--- Start Dataset records ---
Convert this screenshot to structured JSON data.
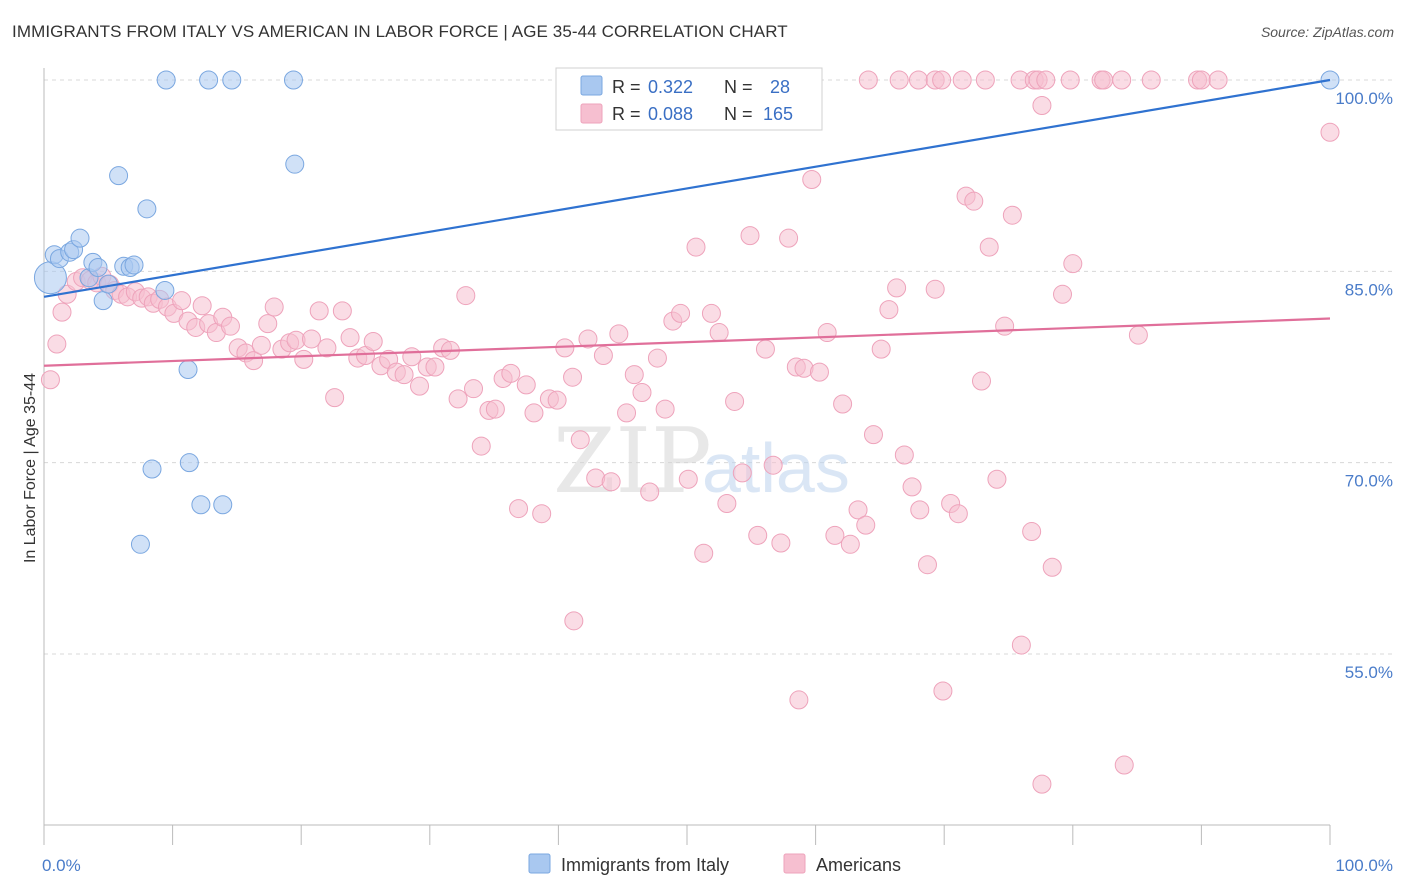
{
  "title": "IMMIGRANTS FROM ITALY VS AMERICAN IN LABOR FORCE | AGE 35-44 CORRELATION CHART",
  "source": "Source: ZipAtlas.com",
  "watermark": {
    "zip": "ZIP",
    "atlas": "atlas"
  },
  "colors": {
    "blue_fill": "#a9c8f0",
    "blue_stroke": "#7aa7e0",
    "blue_line": "#2f72d0",
    "pink_fill": "#f6bfd0",
    "pink_stroke": "#eea3bb",
    "pink_line": "#e06f9a",
    "grid": "#d8d8d8",
    "axis_label": "#4a7cc9"
  },
  "legend": {
    "rows": [
      {
        "r_label": "R =",
        "r_value": "0.322",
        "n_label": "N =",
        "n_value": "28"
      },
      {
        "r_label": "R =",
        "r_value": "0.088",
        "n_label": "N =",
        "n_value": "165"
      }
    ]
  },
  "bottom_legend": [
    "Immigrants from Italy",
    "Americans"
  ],
  "chart_data": {
    "type": "scatter",
    "title": "IMMIGRANTS FROM ITALY VS AMERICAN IN LABOR FORCE | AGE 35-44 CORRELATION CHART",
    "xlabel": "",
    "ylabel": "In Labor Force | Age 35-44",
    "xlim": [
      0,
      100
    ],
    "ylim": [
      40,
      101
    ],
    "x_tick_labels": [
      "0.0%",
      "100.0%"
    ],
    "y_ticks": [
      55,
      70,
      85,
      100
    ],
    "y_tick_labels": [
      "55.0%",
      "70.0%",
      "85.0%",
      "100.0%"
    ],
    "grid": true,
    "legend_position": "top-center",
    "series": [
      {
        "name": "Immigrants from Italy",
        "color": "#a9c8f0",
        "trend": {
          "x": [
            0,
            100
          ],
          "y": [
            83.0,
            100.0
          ]
        },
        "points": [
          [
            0.5,
            84.5
          ],
          [
            0.8,
            86.3
          ],
          [
            1.2,
            86.0
          ],
          [
            2.0,
            86.5
          ],
          [
            2.3,
            86.7
          ],
          [
            2.8,
            87.6
          ],
          [
            3.5,
            84.5
          ],
          [
            3.8,
            85.7
          ],
          [
            4.2,
            85.3
          ],
          [
            4.6,
            82.7
          ],
          [
            5.0,
            84.0
          ],
          [
            6.2,
            85.4
          ],
          [
            6.7,
            85.3
          ],
          [
            7.0,
            85.5
          ],
          [
            5.8,
            92.5
          ],
          [
            8.0,
            89.9
          ],
          [
            9.4,
            83.5
          ],
          [
            9.5,
            100.0
          ],
          [
            12.8,
            100.0
          ],
          [
            14.6,
            100.0
          ],
          [
            19.4,
            100.0
          ],
          [
            19.5,
            93.4
          ],
          [
            11.2,
            77.3
          ],
          [
            8.4,
            69.5
          ],
          [
            11.3,
            70.0
          ],
          [
            12.2,
            66.7
          ],
          [
            13.9,
            66.7
          ],
          [
            7.5,
            63.6
          ],
          [
            100.0,
            100.0
          ]
        ]
      },
      {
        "name": "Americans",
        "color": "#f6bfd0",
        "trend": {
          "x": [
            0,
            100
          ],
          "y": [
            77.6,
            81.3
          ]
        },
        "points": [
          [
            0.5,
            76.5
          ],
          [
            1.0,
            79.3
          ],
          [
            1.4,
            81.8
          ],
          [
            1.8,
            83.2
          ],
          [
            2.5,
            84.2
          ],
          [
            3.0,
            84.5
          ],
          [
            3.6,
            84.3
          ],
          [
            4.1,
            84.1
          ],
          [
            4.5,
            84.6
          ],
          [
            5.1,
            84.0
          ],
          [
            5.5,
            83.5
          ],
          [
            6.0,
            83.2
          ],
          [
            6.5,
            83.0
          ],
          [
            7.1,
            83.4
          ],
          [
            7.6,
            82.9
          ],
          [
            8.1,
            83.0
          ],
          [
            8.5,
            82.5
          ],
          [
            9.0,
            82.8
          ],
          [
            9.6,
            82.2
          ],
          [
            10.1,
            81.7
          ],
          [
            10.7,
            82.7
          ],
          [
            11.2,
            81.1
          ],
          [
            11.8,
            80.6
          ],
          [
            12.3,
            82.3
          ],
          [
            12.8,
            80.9
          ],
          [
            13.4,
            80.2
          ],
          [
            13.9,
            81.4
          ],
          [
            14.5,
            80.7
          ],
          [
            15.1,
            79.0
          ],
          [
            15.7,
            78.6
          ],
          [
            16.3,
            78.0
          ],
          [
            16.9,
            79.2
          ],
          [
            17.4,
            80.9
          ],
          [
            17.9,
            82.2
          ],
          [
            18.5,
            78.9
          ],
          [
            19.1,
            79.4
          ],
          [
            19.6,
            79.6
          ],
          [
            20.2,
            78.1
          ],
          [
            20.8,
            79.7
          ],
          [
            21.4,
            81.9
          ],
          [
            22.0,
            79.0
          ],
          [
            22.6,
            75.1
          ],
          [
            23.2,
            81.9
          ],
          [
            23.8,
            79.8
          ],
          [
            24.4,
            78.2
          ],
          [
            25.0,
            78.4
          ],
          [
            25.6,
            79.5
          ],
          [
            26.2,
            77.6
          ],
          [
            26.8,
            78.1
          ],
          [
            27.4,
            77.1
          ],
          [
            28.0,
            76.9
          ],
          [
            28.6,
            78.3
          ],
          [
            29.2,
            76.0
          ],
          [
            29.8,
            77.5
          ],
          [
            30.4,
            77.5
          ],
          [
            31.0,
            79.0
          ],
          [
            31.6,
            78.8
          ],
          [
            32.2,
            75.0
          ],
          [
            32.8,
            83.1
          ],
          [
            33.4,
            75.8
          ],
          [
            34.0,
            71.3
          ],
          [
            34.6,
            74.1
          ],
          [
            35.1,
            74.2
          ],
          [
            35.7,
            76.6
          ],
          [
            36.3,
            77.0
          ],
          [
            36.9,
            66.4
          ],
          [
            37.5,
            76.1
          ],
          [
            38.1,
            73.9
          ],
          [
            38.7,
            66.0
          ],
          [
            39.3,
            75.0
          ],
          [
            39.9,
            74.9
          ],
          [
            40.5,
            79.0
          ],
          [
            41.1,
            76.7
          ],
          [
            41.7,
            71.8
          ],
          [
            42.3,
            79.7
          ],
          [
            42.9,
            68.8
          ],
          [
            43.5,
            78.4
          ],
          [
            44.1,
            68.5
          ],
          [
            44.7,
            80.1
          ],
          [
            45.3,
            73.9
          ],
          [
            45.9,
            76.9
          ],
          [
            46.5,
            75.5
          ],
          [
            47.1,
            67.7
          ],
          [
            47.7,
            78.2
          ],
          [
            48.3,
            74.2
          ],
          [
            48.9,
            81.1
          ],
          [
            49.5,
            81.7
          ],
          [
            50.1,
            68.7
          ],
          [
            50.7,
            86.9
          ],
          [
            51.3,
            62.9
          ],
          [
            51.9,
            81.7
          ],
          [
            52.5,
            80.2
          ],
          [
            53.1,
            66.8
          ],
          [
            53.7,
            74.8
          ],
          [
            54.3,
            69.2
          ],
          [
            54.9,
            87.8
          ],
          [
            55.5,
            64.3
          ],
          [
            56.1,
            78.9
          ],
          [
            56.7,
            69.8
          ],
          [
            57.3,
            63.7
          ],
          [
            57.9,
            87.6
          ],
          [
            58.5,
            77.5
          ],
          [
            59.1,
            77.4
          ],
          [
            59.7,
            92.2
          ],
          [
            60.3,
            77.1
          ],
          [
            60.9,
            80.2
          ],
          [
            61.5,
            64.3
          ],
          [
            62.1,
            74.6
          ],
          [
            62.7,
            63.6
          ],
          [
            63.3,
            66.3
          ],
          [
            63.9,
            65.1
          ],
          [
            64.5,
            72.2
          ],
          [
            65.1,
            78.9
          ],
          [
            65.7,
            82.0
          ],
          [
            66.3,
            83.7
          ],
          [
            66.9,
            70.6
          ],
          [
            67.5,
            68.1
          ],
          [
            68.1,
            66.3
          ],
          [
            68.7,
            62.0
          ],
          [
            69.3,
            83.6
          ],
          [
            69.9,
            52.1
          ],
          [
            70.5,
            66.8
          ],
          [
            71.1,
            66.0
          ],
          [
            71.7,
            90.9
          ],
          [
            72.3,
            90.5
          ],
          [
            72.9,
            76.4
          ],
          [
            73.5,
            86.9
          ],
          [
            74.1,
            68.7
          ],
          [
            74.7,
            80.7
          ],
          [
            75.3,
            89.4
          ],
          [
            76.0,
            55.7
          ],
          [
            76.8,
            64.6
          ],
          [
            77.6,
            98.0
          ],
          [
            78.4,
            61.8
          ],
          [
            79.2,
            83.2
          ],
          [
            80.0,
            85.6
          ],
          [
            41.2,
            57.6
          ],
          [
            58.7,
            51.4
          ],
          [
            77.6,
            44.8
          ],
          [
            84.0,
            46.3
          ],
          [
            85.1,
            80.0
          ],
          [
            100.0,
            95.9
          ],
          [
            64.1,
            100.0
          ],
          [
            66.5,
            100.0
          ],
          [
            68.0,
            100.0
          ],
          [
            69.3,
            100.0
          ],
          [
            69.8,
            100.0
          ],
          [
            71.4,
            100.0
          ],
          [
            73.2,
            100.0
          ],
          [
            75.9,
            100.0
          ],
          [
            77.0,
            100.0
          ],
          [
            77.3,
            100.0
          ],
          [
            77.9,
            100.0
          ],
          [
            79.8,
            100.0
          ],
          [
            82.2,
            100.0
          ],
          [
            82.4,
            100.0
          ],
          [
            83.8,
            100.0
          ],
          [
            86.1,
            100.0
          ],
          [
            89.7,
            100.0
          ],
          [
            90.0,
            100.0
          ],
          [
            91.3,
            100.0
          ]
        ]
      }
    ]
  }
}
--- End Dataset records ---
* [What to work on]
Filter the records for lines holding the string "title". Copy each one.

* [Exercise response]
  "title": "IMMIGRANTS FROM ITALY VS AMERICAN IN LABOR FORCE | AGE 35-44 CORRELATION CHART",
    "title": "IMMIGRANTS FROM ITALY VS AMERICAN IN LABOR FORCE | AGE 35-44 CORRELATION CHART",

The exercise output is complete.